__Exercise task__
Copy out the listing in full, exactly as written, but not its pictures.

--

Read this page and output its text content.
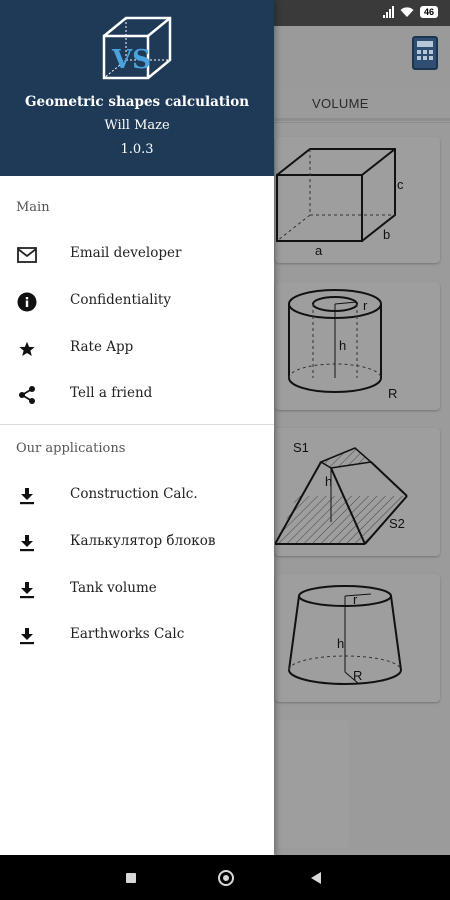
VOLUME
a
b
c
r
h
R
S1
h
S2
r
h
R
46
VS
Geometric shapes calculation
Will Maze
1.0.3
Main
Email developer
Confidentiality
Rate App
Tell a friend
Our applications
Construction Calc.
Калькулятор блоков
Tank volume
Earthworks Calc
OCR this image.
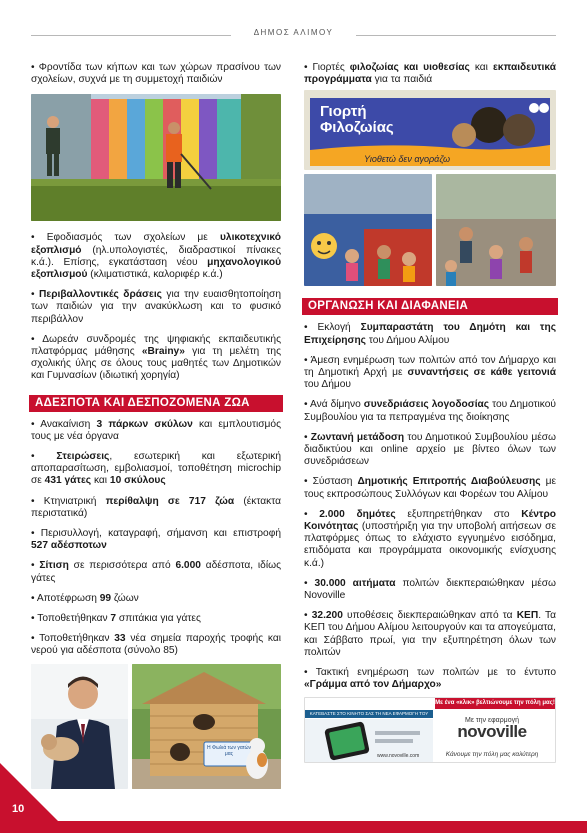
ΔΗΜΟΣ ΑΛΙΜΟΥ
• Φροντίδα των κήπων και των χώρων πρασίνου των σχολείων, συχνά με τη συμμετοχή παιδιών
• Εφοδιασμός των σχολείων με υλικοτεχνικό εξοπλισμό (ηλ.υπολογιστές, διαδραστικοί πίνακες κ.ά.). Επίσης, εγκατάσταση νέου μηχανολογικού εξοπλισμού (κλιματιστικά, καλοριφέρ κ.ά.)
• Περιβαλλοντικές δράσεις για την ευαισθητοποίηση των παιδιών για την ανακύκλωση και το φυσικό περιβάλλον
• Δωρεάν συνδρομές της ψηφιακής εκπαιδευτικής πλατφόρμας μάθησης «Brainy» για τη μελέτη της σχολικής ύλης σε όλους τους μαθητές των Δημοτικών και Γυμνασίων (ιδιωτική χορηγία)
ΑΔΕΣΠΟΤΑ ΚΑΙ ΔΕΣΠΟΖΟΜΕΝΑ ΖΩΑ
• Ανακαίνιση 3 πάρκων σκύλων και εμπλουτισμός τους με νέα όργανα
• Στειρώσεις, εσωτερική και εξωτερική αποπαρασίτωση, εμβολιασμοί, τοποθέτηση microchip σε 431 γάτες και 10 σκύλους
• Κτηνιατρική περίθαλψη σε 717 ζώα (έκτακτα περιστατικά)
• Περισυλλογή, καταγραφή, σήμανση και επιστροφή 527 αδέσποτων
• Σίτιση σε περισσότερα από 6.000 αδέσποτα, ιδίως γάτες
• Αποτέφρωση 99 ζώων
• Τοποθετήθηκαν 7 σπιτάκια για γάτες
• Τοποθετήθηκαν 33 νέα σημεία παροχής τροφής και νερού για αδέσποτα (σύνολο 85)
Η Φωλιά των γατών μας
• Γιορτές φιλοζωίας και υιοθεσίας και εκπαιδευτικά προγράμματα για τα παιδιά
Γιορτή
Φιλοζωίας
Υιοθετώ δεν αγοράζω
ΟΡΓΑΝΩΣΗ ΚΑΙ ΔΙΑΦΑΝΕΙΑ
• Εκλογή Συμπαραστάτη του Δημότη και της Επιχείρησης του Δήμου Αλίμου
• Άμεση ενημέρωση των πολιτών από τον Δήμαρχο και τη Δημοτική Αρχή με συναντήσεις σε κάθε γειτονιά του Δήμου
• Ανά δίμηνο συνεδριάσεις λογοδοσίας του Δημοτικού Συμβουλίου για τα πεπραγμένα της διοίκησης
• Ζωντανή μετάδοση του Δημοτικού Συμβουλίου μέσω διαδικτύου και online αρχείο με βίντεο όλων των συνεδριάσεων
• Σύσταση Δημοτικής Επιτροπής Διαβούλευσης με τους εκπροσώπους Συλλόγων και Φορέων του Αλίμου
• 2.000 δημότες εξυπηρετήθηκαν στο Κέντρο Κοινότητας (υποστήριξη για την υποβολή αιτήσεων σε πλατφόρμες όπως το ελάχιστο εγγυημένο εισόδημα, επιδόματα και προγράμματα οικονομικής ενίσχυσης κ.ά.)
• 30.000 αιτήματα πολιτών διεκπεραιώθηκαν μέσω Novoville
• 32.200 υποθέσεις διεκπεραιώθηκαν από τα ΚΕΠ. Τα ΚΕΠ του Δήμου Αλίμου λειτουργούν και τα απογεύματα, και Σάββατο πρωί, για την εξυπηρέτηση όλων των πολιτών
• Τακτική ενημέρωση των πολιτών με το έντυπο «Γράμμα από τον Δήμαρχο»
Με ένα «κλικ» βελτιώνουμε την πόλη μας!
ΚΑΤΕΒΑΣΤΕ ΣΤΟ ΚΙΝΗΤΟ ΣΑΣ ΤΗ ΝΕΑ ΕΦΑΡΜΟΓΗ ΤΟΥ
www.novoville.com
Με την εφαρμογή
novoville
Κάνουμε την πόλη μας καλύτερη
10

--

__Written reply__
Read this page and output its text content.
VOLUME
a
b
c
r
h
R
S1
h
S2
r
h
R
46
VS
Geometric shapes calculation
Will Maze
1.0.3
Main
Email developer
Confidentiality
Rate App
Tell a friend
Our applications
Construction Calc.
Калькулятор блоков
Tank volume
Earthworks Calc
OCR this image.
ΔΗΜΟΣ ΑΛΙΜΟΥ
• Φροντίδα των κήπων και των χώρων πρασίνου των σχολείων, συχνά με τη συμμετοχή παιδιών
• Εφοδιασμός των σχολείων με υλικοτεχνικό εξοπλισμό (ηλ.υπολογιστές, διαδραστικοί πίνακες κ.ά.). Επίσης, εγκατάσταση νέου μηχανολογικού εξοπλισμού (κλιματιστικά, καλοριφέρ κ.ά.)
• Περιβαλλοντικές δράσεις για την ευαισθητοποίηση των παιδιών για την ανακύκλωση και το φυσικό περιβάλλον
• Δωρεάν συνδρομές της ψηφιακής εκπαιδευτικής πλατφόρμας μάθησης «Brainy» για τη μελέτη της σχολικής ύλης σε όλους τους μαθητές των Δημοτικών και Γυμνασίων (ιδιωτική χορηγία)
ΑΔΕΣΠΟΤΑ ΚΑΙ ΔΕΣΠΟΖΟΜΕΝΑ ΖΩΑ
• Ανακαίνιση 3 πάρκων σκύλων και εμπλουτισμός τους με νέα όργανα
• Στειρώσεις, εσωτερική και εξωτερική αποπαρασίτωση, εμβολιασμοί, τοποθέτηση microchip σε 431 γάτες και 10 σκύλους
• Κτηνιατρική περίθαλψη σε 717 ζώα (έκτακτα περιστατικά)
• Περισυλλογή, καταγραφή, σήμανση και επιστροφή 527 αδέσποτων
• Σίτιση σε περισσότερα από 6.000 αδέσποτα, ιδίως γάτες
• Αποτέφρωση 99 ζώων
• Τοποθετήθηκαν 7 σπιτάκια για γάτες
• Τοποθετήθηκαν 33 νέα σημεία παροχής τροφής και νερού για αδέσποτα (σύνολο 85)
Η Φωλιά των γατών μας
• Γιορτές φιλοζωίας και υιοθεσίας και εκπαιδευτικά προγράμματα για τα παιδιά
Γιορτή
Φιλοζωίας
Υιοθετώ δεν αγοράζω
ΟΡΓΑΝΩΣΗ ΚΑΙ ΔΙΑΦΑΝΕΙΑ
• Εκλογή Συμπαραστάτη του Δημότη και της Επιχείρησης του Δήμου Αλίμου
• Άμεση ενημέρωση των πολιτών από τον Δήμαρχο και τη Δημοτική Αρχή με συναντήσεις σε κάθε γειτονιά του Δήμου
• Ανά δίμηνο συνεδριάσεις λογοδοσίας του Δημοτικού Συμβουλίου για τα πεπραγμένα της διοίκησης
• Ζωντανή μετάδοση του Δημοτικού Συμβουλίου μέσω διαδικτύου και online αρχείο με βίντεο όλων των συνεδριάσεων
• Σύσταση Δημοτικής Επιτροπής Διαβούλευσης με τους εκπροσώπους Συλλόγων και Φορέων του Αλίμου
• 2.000 δημότες εξυπηρετήθηκαν στο Κέντρο Κοινότητας (υποστήριξη για την υποβολή αιτήσεων σε πλατφόρμες όπως το ελάχιστο εγγυημένο εισόδημα, επιδόματα και προγράμματα οικονομικής ενίσχυσης κ.ά.)
• 30.000 αιτήματα πολιτών διεκπεραιώθηκαν μέσω Novoville
• 32.200 υποθέσεις διεκπεραιώθηκαν από τα ΚΕΠ. Τα ΚΕΠ του Δήμου Αλίμου λειτουργούν και τα απογεύματα, και Σάββατο πρωί, για την εξυπηρέτηση όλων των πολιτών
• Τακτική ενημέρωση των πολιτών με το έντυπο «Γράμμα από τον Δήμαρχο»
Με ένα «κλικ» βελτιώνουμε την πόλη μας!
ΚΑΤΕΒΑΣΤΕ ΣΤΟ ΚΙΝΗΤΟ ΣΑΣ ΤΗ ΝΕΑ ΕΦΑΡΜΟΓΗ ΤΟΥ
www.novoville.com
Με την εφαρμογή
novoville
Κάνουμε την πόλη μας καλύτερη
10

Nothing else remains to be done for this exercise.